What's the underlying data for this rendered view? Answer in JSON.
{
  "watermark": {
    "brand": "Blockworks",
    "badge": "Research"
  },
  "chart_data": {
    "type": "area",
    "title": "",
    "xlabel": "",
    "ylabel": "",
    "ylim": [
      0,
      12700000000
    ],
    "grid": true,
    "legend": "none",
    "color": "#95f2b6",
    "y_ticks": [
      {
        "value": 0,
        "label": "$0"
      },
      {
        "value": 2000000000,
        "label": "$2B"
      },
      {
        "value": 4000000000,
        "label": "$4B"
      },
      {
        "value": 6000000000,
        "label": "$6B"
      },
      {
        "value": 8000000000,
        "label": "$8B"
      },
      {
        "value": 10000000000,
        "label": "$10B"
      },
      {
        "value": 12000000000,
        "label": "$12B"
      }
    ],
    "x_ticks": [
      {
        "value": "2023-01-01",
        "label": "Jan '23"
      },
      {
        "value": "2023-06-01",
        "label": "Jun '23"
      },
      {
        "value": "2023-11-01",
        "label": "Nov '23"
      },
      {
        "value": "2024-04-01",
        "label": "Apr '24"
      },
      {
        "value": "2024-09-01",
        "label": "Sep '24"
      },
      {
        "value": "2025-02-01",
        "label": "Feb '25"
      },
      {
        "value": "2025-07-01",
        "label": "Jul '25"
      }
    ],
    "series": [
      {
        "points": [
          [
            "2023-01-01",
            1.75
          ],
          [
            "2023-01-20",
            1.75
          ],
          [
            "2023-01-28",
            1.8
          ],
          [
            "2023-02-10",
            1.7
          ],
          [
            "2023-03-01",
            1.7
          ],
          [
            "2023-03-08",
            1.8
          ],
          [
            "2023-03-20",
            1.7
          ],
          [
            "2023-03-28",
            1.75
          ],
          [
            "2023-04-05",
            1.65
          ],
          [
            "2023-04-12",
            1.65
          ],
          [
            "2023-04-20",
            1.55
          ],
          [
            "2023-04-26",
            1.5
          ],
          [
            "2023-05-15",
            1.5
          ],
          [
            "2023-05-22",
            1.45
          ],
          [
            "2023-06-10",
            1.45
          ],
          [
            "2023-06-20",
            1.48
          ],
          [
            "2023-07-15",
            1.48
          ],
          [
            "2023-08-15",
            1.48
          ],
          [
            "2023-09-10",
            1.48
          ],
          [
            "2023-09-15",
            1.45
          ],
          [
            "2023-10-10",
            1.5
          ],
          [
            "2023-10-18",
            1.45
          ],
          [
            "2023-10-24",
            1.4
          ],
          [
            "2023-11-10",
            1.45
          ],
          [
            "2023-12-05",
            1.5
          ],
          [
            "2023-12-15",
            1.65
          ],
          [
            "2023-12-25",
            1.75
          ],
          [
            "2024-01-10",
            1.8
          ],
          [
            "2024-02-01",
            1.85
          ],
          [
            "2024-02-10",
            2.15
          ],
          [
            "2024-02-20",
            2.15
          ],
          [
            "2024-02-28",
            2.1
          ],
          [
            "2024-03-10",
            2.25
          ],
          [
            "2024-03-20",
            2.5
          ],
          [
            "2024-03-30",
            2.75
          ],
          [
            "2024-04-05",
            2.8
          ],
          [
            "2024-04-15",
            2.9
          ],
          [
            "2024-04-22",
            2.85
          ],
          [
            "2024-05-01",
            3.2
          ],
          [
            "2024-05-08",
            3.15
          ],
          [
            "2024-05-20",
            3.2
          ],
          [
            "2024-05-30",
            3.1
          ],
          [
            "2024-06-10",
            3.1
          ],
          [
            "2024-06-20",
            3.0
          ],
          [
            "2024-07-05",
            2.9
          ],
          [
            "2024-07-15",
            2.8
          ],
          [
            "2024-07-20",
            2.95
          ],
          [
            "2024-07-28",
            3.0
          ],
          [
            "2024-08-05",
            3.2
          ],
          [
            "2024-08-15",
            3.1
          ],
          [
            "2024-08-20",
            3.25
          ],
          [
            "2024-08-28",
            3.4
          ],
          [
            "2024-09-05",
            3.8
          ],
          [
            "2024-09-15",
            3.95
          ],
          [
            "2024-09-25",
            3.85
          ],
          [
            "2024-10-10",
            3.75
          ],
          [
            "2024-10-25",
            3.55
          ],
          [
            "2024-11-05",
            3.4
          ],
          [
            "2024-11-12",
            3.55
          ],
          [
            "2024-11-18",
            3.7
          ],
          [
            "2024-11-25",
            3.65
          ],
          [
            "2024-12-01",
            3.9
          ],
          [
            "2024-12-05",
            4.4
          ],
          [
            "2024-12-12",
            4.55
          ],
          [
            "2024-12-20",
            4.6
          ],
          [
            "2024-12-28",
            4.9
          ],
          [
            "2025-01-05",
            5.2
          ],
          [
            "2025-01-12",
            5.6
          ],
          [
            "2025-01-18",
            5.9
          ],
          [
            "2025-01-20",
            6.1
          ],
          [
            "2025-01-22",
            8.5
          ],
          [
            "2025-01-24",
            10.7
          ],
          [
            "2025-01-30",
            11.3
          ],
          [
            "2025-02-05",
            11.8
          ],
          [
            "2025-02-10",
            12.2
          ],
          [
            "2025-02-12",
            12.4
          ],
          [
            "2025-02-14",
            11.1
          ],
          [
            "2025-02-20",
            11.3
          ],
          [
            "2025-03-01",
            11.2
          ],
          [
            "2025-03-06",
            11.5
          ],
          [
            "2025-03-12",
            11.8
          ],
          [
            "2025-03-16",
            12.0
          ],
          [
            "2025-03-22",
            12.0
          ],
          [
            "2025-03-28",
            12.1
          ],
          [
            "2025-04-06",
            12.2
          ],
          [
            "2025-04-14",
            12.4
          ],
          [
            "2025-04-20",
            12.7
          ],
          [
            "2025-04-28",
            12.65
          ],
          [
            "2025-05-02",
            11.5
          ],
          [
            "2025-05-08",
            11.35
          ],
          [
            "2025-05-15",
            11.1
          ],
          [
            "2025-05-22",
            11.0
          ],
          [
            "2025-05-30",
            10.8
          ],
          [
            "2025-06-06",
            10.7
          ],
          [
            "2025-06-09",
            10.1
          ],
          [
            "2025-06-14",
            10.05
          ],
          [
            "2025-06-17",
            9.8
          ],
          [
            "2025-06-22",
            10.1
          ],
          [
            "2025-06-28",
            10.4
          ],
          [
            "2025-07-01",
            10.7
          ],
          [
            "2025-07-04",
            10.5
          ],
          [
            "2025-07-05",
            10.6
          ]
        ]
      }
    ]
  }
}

**Task brief:** Copy out each line above, character for character.

**Correct answer:**
What's the underlying data for this rendered view? Answer in JSON.
{
  "watermark": {
    "brand": "Blockworks",
    "badge": "Research"
  },
  "chart_data": {
    "type": "area",
    "title": "",
    "xlabel": "",
    "ylabel": "",
    "ylim": [
      0,
      12700000000
    ],
    "grid": true,
    "legend": "none",
    "color": "#95f2b6",
    "y_ticks": [
      {
        "value": 0,
        "label": "$0"
      },
      {
        "value": 2000000000,
        "label": "$2B"
      },
      {
        "value": 4000000000,
        "label": "$4B"
      },
      {
        "value": 6000000000,
        "label": "$6B"
      },
      {
        "value": 8000000000,
        "label": "$8B"
      },
      {
        "value": 10000000000,
        "label": "$10B"
      },
      {
        "value": 12000000000,
        "label": "$12B"
      }
    ],
    "x_ticks": [
      {
        "value": "2023-01-01",
        "label": "Jan '23"
      },
      {
        "value": "2023-06-01",
        "label": "Jun '23"
      },
      {
        "value": "2023-11-01",
        "label": "Nov '23"
      },
      {
        "value": "2024-04-01",
        "label": "Apr '24"
      },
      {
        "value": "2024-09-01",
        "label": "Sep '24"
      },
      {
        "value": "2025-02-01",
        "label": "Feb '25"
      },
      {
        "value": "2025-07-01",
        "label": "Jul '25"
      }
    ],
    "series": [
      {
        "points": [
          [
            "2023-01-01",
            1.75
          ],
          [
            "2023-01-20",
            1.75
          ],
          [
            "2023-01-28",
            1.8
          ],
          [
            "2023-02-10",
            1.7
          ],
          [
            "2023-03-01",
            1.7
          ],
          [
            "2023-03-08",
            1.8
          ],
          [
            "2023-03-20",
            1.7
          ],
          [
            "2023-03-28",
            1.75
          ],
          [
            "2023-04-05",
            1.65
          ],
          [
            "2023-04-12",
            1.65
          ],
          [
            "2023-04-20",
            1.55
          ],
          [
            "2023-04-26",
            1.5
          ],
          [
            "2023-05-15",
            1.5
          ],
          [
            "2023-05-22",
            1.45
          ],
          [
            "2023-06-10",
            1.45
          ],
          [
            "2023-06-20",
            1.48
          ],
          [
            "2023-07-15",
            1.48
          ],
          [
            "2023-08-15",
            1.48
          ],
          [
            "2023-09-10",
            1.48
          ],
          [
            "2023-09-15",
            1.45
          ],
          [
            "2023-10-10",
            1.5
          ],
          [
            "2023-10-18",
            1.45
          ],
          [
            "2023-10-24",
            1.4
          ],
          [
            "2023-11-10",
            1.45
          ],
          [
            "2023-12-05",
            1.5
          ],
          [
            "2023-12-15",
            1.65
          ],
          [
            "2023-12-25",
            1.75
          ],
          [
            "2024-01-10",
            1.8
          ],
          [
            "2024-02-01",
            1.85
          ],
          [
            "2024-02-10",
            2.15
          ],
          [
            "2024-02-20",
            2.15
          ],
          [
            "2024-02-28",
            2.1
          ],
          [
            "2024-03-10",
            2.25
          ],
          [
            "2024-03-20",
            2.5
          ],
          [
            "2024-03-30",
            2.75
          ],
          [
            "2024-04-05",
            2.8
          ],
          [
            "2024-04-15",
            2.9
          ],
          [
            "2024-04-22",
            2.85
          ],
          [
            "2024-05-01",
            3.2
          ],
          [
            "2024-05-08",
            3.15
          ],
          [
            "2024-05-20",
            3.2
          ],
          [
            "2024-05-30",
            3.1
          ],
          [
            "2024-06-10",
            3.1
          ],
          [
            "2024-06-20",
            3.0
          ],
          [
            "2024-07-05",
            2.9
          ],
          [
            "2024-07-15",
            2.8
          ],
          [
            "2024-07-20",
            2.95
          ],
          [
            "2024-07-28",
            3.0
          ],
          [
            "2024-08-05",
            3.2
          ],
          [
            "2024-08-15",
            3.1
          ],
          [
            "2024-08-20",
            3.25
          ],
          [
            "2024-08-28",
            3.4
          ],
          [
            "2024-09-05",
            3.8
          ],
          [
            "2024-09-15",
            3.95
          ],
          [
            "2024-09-25",
            3.85
          ],
          [
            "2024-10-10",
            3.75
          ],
          [
            "2024-10-25",
            3.55
          ],
          [
            "2024-11-05",
            3.4
          ],
          [
            "2024-11-12",
            3.55
          ],
          [
            "2024-11-18",
            3.7
          ],
          [
            "2024-11-25",
            3.65
          ],
          [
            "2024-12-01",
            3.9
          ],
          [
            "2024-12-05",
            4.4
          ],
          [
            "2024-12-12",
            4.55
          ],
          [
            "2024-12-20",
            4.6
          ],
          [
            "2024-12-28",
            4.9
          ],
          [
            "2025-01-05",
            5.2
          ],
          [
            "2025-01-12",
            5.6
          ],
          [
            "2025-01-18",
            5.9
          ],
          [
            "2025-01-20",
            6.1
          ],
          [
            "2025-01-22",
            8.5
          ],
          [
            "2025-01-24",
            10.7
          ],
          [
            "2025-01-30",
            11.3
          ],
          [
            "2025-02-05",
            11.8
          ],
          [
            "2025-02-10",
            12.2
          ],
          [
            "2025-02-12",
            12.4
          ],
          [
            "2025-02-14",
            11.1
          ],
          [
            "2025-02-20",
            11.3
          ],
          [
            "2025-03-01",
            11.2
          ],
          [
            "2025-03-06",
            11.5
          ],
          [
            "2025-03-12",
            11.8
          ],
          [
            "2025-03-16",
            12.0
          ],
          [
            "2025-03-22",
            12.0
          ],
          [
            "2025-03-28",
            12.1
          ],
          [
            "2025-04-06",
            12.2
          ],
          [
            "2025-04-14",
            12.4
          ],
          [
            "2025-04-20",
            12.7
          ],
          [
            "2025-04-28",
            12.65
          ],
          [
            "2025-05-02",
            11.5
          ],
          [
            "2025-05-08",
            11.35
          ],
          [
            "2025-05-15",
            11.1
          ],
          [
            "2025-05-22",
            11.0
          ],
          [
            "2025-05-30",
            10.8
          ],
          [
            "2025-06-06",
            10.7
          ],
          [
            "2025-06-09",
            10.1
          ],
          [
            "2025-06-14",
            10.05
          ],
          [
            "2025-06-17",
            9.8
          ],
          [
            "2025-06-22",
            10.1
          ],
          [
            "2025-06-28",
            10.4
          ],
          [
            "2025-07-01",
            10.7
          ],
          [
            "2025-07-04",
            10.5
          ],
          [
            "2025-07-05",
            10.6
          ]
        ]
      }
    ]
  }
}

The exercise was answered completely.